→ **Information supplied**:
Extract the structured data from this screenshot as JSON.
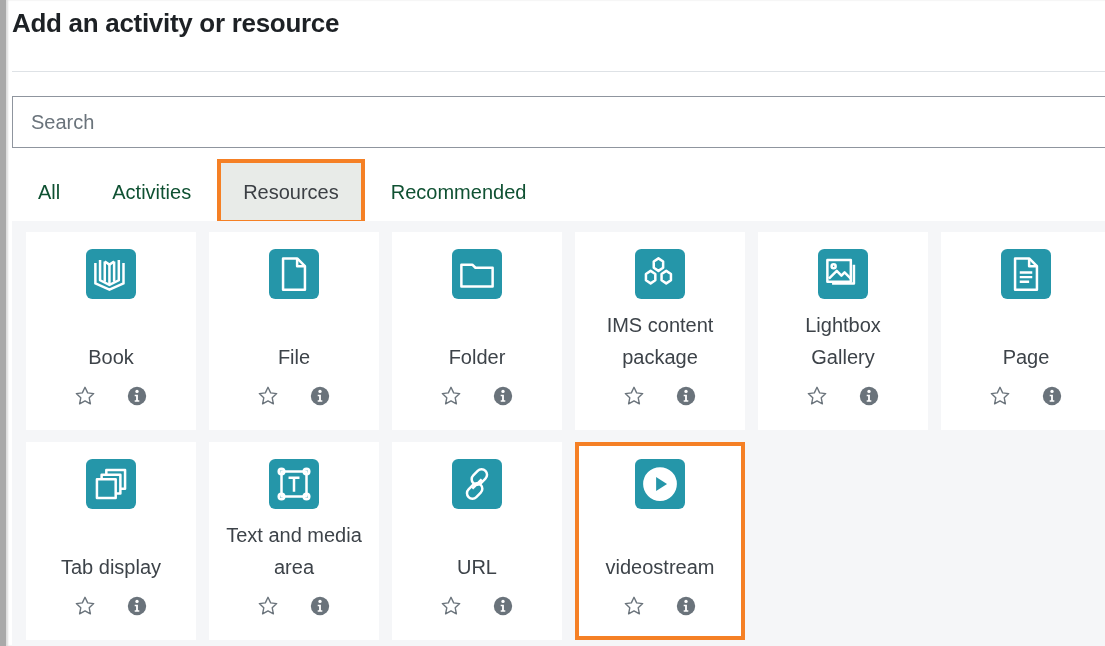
{
  "dialog": {
    "title": "Add an activity or resource"
  },
  "search": {
    "placeholder": "Search"
  },
  "tabs": [
    {
      "label": "All",
      "selected": false,
      "highlighted": false
    },
    {
      "label": "Activities",
      "selected": false,
      "highlighted": false
    },
    {
      "label": "Resources",
      "selected": true,
      "highlighted": true
    },
    {
      "label": "Recommended",
      "selected": false,
      "highlighted": false
    }
  ],
  "items": [
    {
      "name": "Book",
      "starred": false,
      "highlighted": false
    },
    {
      "name": "File",
      "starred": false,
      "highlighted": false
    },
    {
      "name": "Folder",
      "starred": false,
      "highlighted": false
    },
    {
      "name": "IMS content package",
      "starred": false,
      "highlighted": false
    },
    {
      "name": "Lightbox Gallery",
      "starred": false,
      "highlighted": false
    },
    {
      "name": "Page",
      "starred": false,
      "highlighted": false
    },
    {
      "name": "Tab display",
      "starred": false,
      "highlighted": false
    },
    {
      "name": "Text and media area",
      "starred": false,
      "highlighted": false
    },
    {
      "name": "URL",
      "starred": false,
      "highlighted": false
    },
    {
      "name": "videostream",
      "starred": false,
      "highlighted": true
    }
  ]
}
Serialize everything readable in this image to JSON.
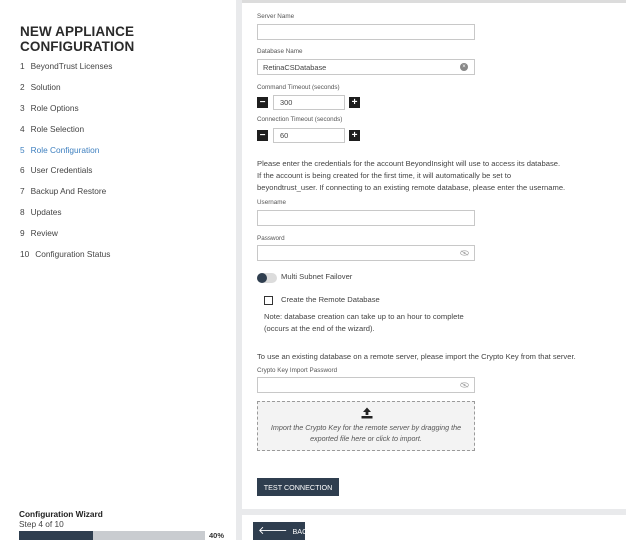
{
  "sidebar": {
    "title": "NEW APPLIANCE CONFIGURATION",
    "steps": [
      {
        "num": "1",
        "label": "BeyondTrust Licenses"
      },
      {
        "num": "2",
        "label": "Solution"
      },
      {
        "num": "3",
        "label": "Role Options"
      },
      {
        "num": "4",
        "label": "Role Selection"
      },
      {
        "num": "5",
        "label": "Role Configuration"
      },
      {
        "num": "6",
        "label": "User Credentials"
      },
      {
        "num": "7",
        "label": "Backup And Restore"
      },
      {
        "num": "8",
        "label": "Updates"
      },
      {
        "num": "9",
        "label": "Review"
      },
      {
        "num": "10",
        "label": "Configuration Status"
      }
    ],
    "active_step": "5",
    "wizard_title": "Configuration Wizard",
    "wizard_step": "Step 4 of 10",
    "progress_percent": 40,
    "progress_label": "40%"
  },
  "form": {
    "server_name_label": "Server Name",
    "server_name_value": "",
    "database_name_label": "Database Name",
    "database_name_value": "RetinaCSDatabase",
    "command_timeout_label": "Command Timeout (seconds)",
    "command_timeout_value": "300",
    "connection_timeout_label": "Connection Timeout (seconds)",
    "connection_timeout_value": "60",
    "credentials_text_1": "Please enter the credentials for the account BeyondInsight will use to access its database.",
    "credentials_text_2": "If the account is being created for the first time, it will automatically be set to",
    "credentials_text_3": "beyondtrust_user. If connecting to an existing remote database, please enter the username.",
    "username_label": "Username",
    "username_value": "",
    "password_label": "Password",
    "password_value": "",
    "multi_subnet_label": "Multi Subnet Failover",
    "multi_subnet_on": false,
    "create_remote_label": "Create the Remote Database",
    "create_remote_checked": false,
    "note_line_1": "Note: database creation can take up to an hour to complete",
    "note_line_2": "(occurs at the end of the wizard).",
    "crypto_text": "To use an existing database on a remote server, please import the Crypto Key from that server.",
    "crypto_label": "Crypto Key Import Password",
    "crypto_value": "",
    "dropzone_line_1": "Import the Crypto Key for the remote server by dragging the",
    "dropzone_line_2": "exported file here or click to import.",
    "test_button": "TEST CONNECTION"
  },
  "footer": {
    "back_label": "BACK"
  },
  "icons": {
    "minus": "minus-icon",
    "plus": "plus-icon",
    "clear": "clear-icon",
    "eye": "eye-slash-icon",
    "upload": "upload-icon",
    "back": "arrow-left-icon"
  },
  "colors": {
    "accent": "#3d7fbf",
    "dark_button": "#2f3e4f",
    "background": "#e9eaec"
  }
}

→ **Objective**: Write out the material above once more, exactly as it reads, with no pictures.

→ **Answer to this problem**:
Extract the structured data from this screenshot as JSON.
{
  "dialog": {
    "title": "Add an activity or resource"
  },
  "search": {
    "placeholder": "Search"
  },
  "tabs": [
    {
      "label": "All",
      "selected": false,
      "highlighted": false
    },
    {
      "label": "Activities",
      "selected": false,
      "highlighted": false
    },
    {
      "label": "Resources",
      "selected": true,
      "highlighted": true
    },
    {
      "label": "Recommended",
      "selected": false,
      "highlighted": false
    }
  ],
  "items": [
    {
      "name": "Book",
      "starred": false,
      "highlighted": false
    },
    {
      "name": "File",
      "starred": false,
      "highlighted": false
    },
    {
      "name": "Folder",
      "starred": false,
      "highlighted": false
    },
    {
      "name": "IMS content package",
      "starred": false,
      "highlighted": false
    },
    {
      "name": "Lightbox Gallery",
      "starred": false,
      "highlighted": false
    },
    {
      "name": "Page",
      "starred": false,
      "highlighted": false
    },
    {
      "name": "Tab display",
      "starred": false,
      "highlighted": false
    },
    {
      "name": "Text and media area",
      "starred": false,
      "highlighted": false
    },
    {
      "name": "URL",
      "starred": false,
      "highlighted": false
    },
    {
      "name": "videostream",
      "starred": false,
      "highlighted": true
    }
  ]
}
Serialize everything readable in this image to JSON.
{
  "sidebar": {
    "title": "NEW APPLIANCE CONFIGURATION",
    "steps": [
      {
        "num": "1",
        "label": "BeyondTrust Licenses"
      },
      {
        "num": "2",
        "label": "Solution"
      },
      {
        "num": "3",
        "label": "Role Options"
      },
      {
        "num": "4",
        "label": "Role Selection"
      },
      {
        "num": "5",
        "label": "Role Configuration"
      },
      {
        "num": "6",
        "label": "User Credentials"
      },
      {
        "num": "7",
        "label": "Backup And Restore"
      },
      {
        "num": "8",
        "label": "Updates"
      },
      {
        "num": "9",
        "label": "Review"
      },
      {
        "num": "10",
        "label": "Configuration Status"
      }
    ],
    "active_step": "5",
    "wizard_title": "Configuration Wizard",
    "wizard_step": "Step 4 of 10",
    "progress_percent": 40,
    "progress_label": "40%"
  },
  "form": {
    "server_name_label": "Server Name",
    "server_name_value": "",
    "database_name_label": "Database Name",
    "database_name_value": "RetinaCSDatabase",
    "command_timeout_label": "Command Timeout (seconds)",
    "command_timeout_value": "300",
    "connection_timeout_label": "Connection Timeout (seconds)",
    "connection_timeout_value": "60",
    "credentials_text_1": "Please enter the credentials for the account BeyondInsight will use to access its database.",
    "credentials_text_2": "If the account is being created for the first time, it will automatically be set to",
    "credentials_text_3": "beyondtrust_user. If connecting to an existing remote database, please enter the username.",
    "username_label": "Username",
    "username_value": "",
    "password_label": "Password",
    "password_value": "",
    "multi_subnet_label": "Multi Subnet Failover",
    "multi_subnet_on": false,
    "create_remote_label": "Create the Remote Database",
    "create_remote_checked": false,
    "note_line_1": "Note: database creation can take up to an hour to complete",
    "note_line_2": "(occurs at the end of the wizard).",
    "crypto_text": "To use an existing database on a remote server, please import the Crypto Key from that server.",
    "crypto_label": "Crypto Key Import Password",
    "crypto_value": "",
    "dropzone_line_1": "Import the Crypto Key for the remote server by dragging the",
    "dropzone_line_2": "exported file here or click to import.",
    "test_button": "TEST CONNECTION"
  },
  "footer": {
    "back_label": "BACK"
  },
  "icons": {
    "minus": "minus-icon",
    "plus": "plus-icon",
    "clear": "clear-icon",
    "eye": "eye-slash-icon",
    "upload": "upload-icon",
    "back": "arrow-left-icon"
  },
  "colors": {
    "accent": "#3d7fbf",
    "dark_button": "#2f3e4f",
    "background": "#e9eaec"
  }
}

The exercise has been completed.